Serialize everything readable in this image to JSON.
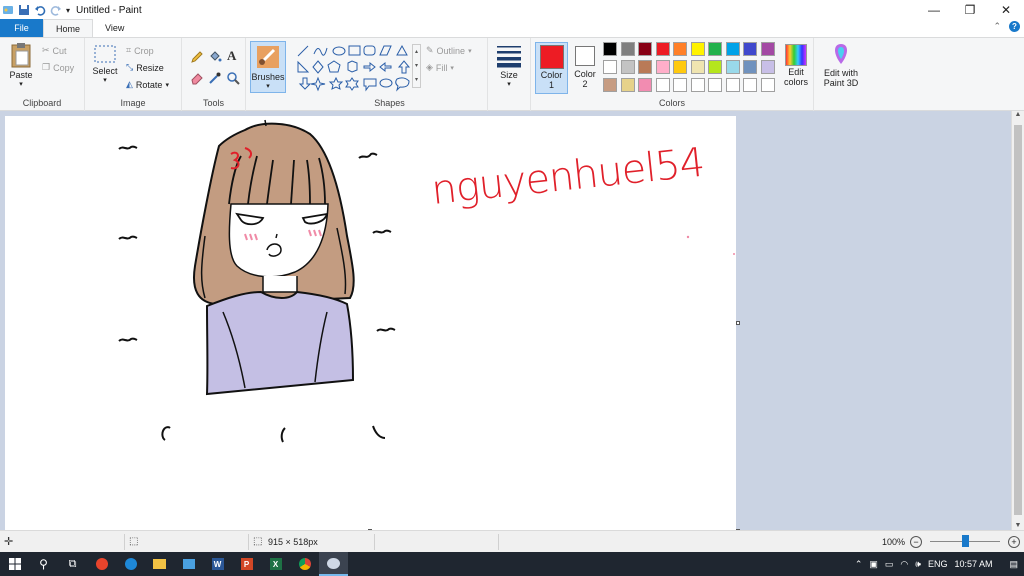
{
  "window": {
    "title": "Untitled - Paint",
    "controls": [
      "—",
      "❐",
      "✕"
    ]
  },
  "tabs": {
    "file": "File",
    "home": "Home",
    "view": "View"
  },
  "clipboard": {
    "paste": "Paste",
    "cut": "Cut",
    "copy": "Copy",
    "label": "Clipboard"
  },
  "image": {
    "select": "Select",
    "crop": "Crop",
    "resize": "Resize",
    "rotate": "Rotate",
    "label": "Image"
  },
  "tools": {
    "label": "Tools"
  },
  "brushes": {
    "label": "Brushes"
  },
  "shapes": {
    "outline": "Outline",
    "fill": "Fill",
    "label": "Shapes"
  },
  "size": {
    "label": "Size"
  },
  "colors": {
    "color1": "Color 1",
    "color2": "Color 2",
    "edit_colors": "Edit colors",
    "label": "Colors",
    "color1_value": "#ed1c24",
    "color2_value": "#ffffff",
    "palette": [
      [
        "#000000",
        "#7f7f7f",
        "#880015",
        "#ed1c24",
        "#ff7f27",
        "#fff200",
        "#22b14c",
        "#00a2e8",
        "#3f48cc",
        "#a349a4"
      ],
      [
        "#ffffff",
        "#c3c3c3",
        "#b97a57",
        "#ffaec9",
        "#ffc90e",
        "#efe4b0",
        "#b5e61d",
        "#99d9ea",
        "#7092be",
        "#c8bfe7"
      ],
      [
        "#c69c82",
        "#e6d28a",
        "#f28cb1",
        "#ffffff",
        "#ffffff",
        "#ffffff",
        "#ffffff",
        "#ffffff",
        "#ffffff",
        "#ffffff"
      ]
    ]
  },
  "paint3d": {
    "label": "Edit with Paint 3D"
  },
  "drawing": {
    "handwriting": "nguyenhuel54"
  },
  "status": {
    "canvas_size": "915 × 518px",
    "zoom": "100%",
    "zoom_level": 0.5
  },
  "taskbar": {
    "lang": "ENG",
    "time": "10:57 AM"
  }
}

**Instruction**
Locate each line containing the string "label" and show it.

**The response**
    "label": "Clipboard"
    "label": "Image"
    "label": "Tools"
    "label": "Brushes"
    "label": "Shapes"
    "label": "Size"
    "label": "Colors",
    "label": "Edit with Paint 3D"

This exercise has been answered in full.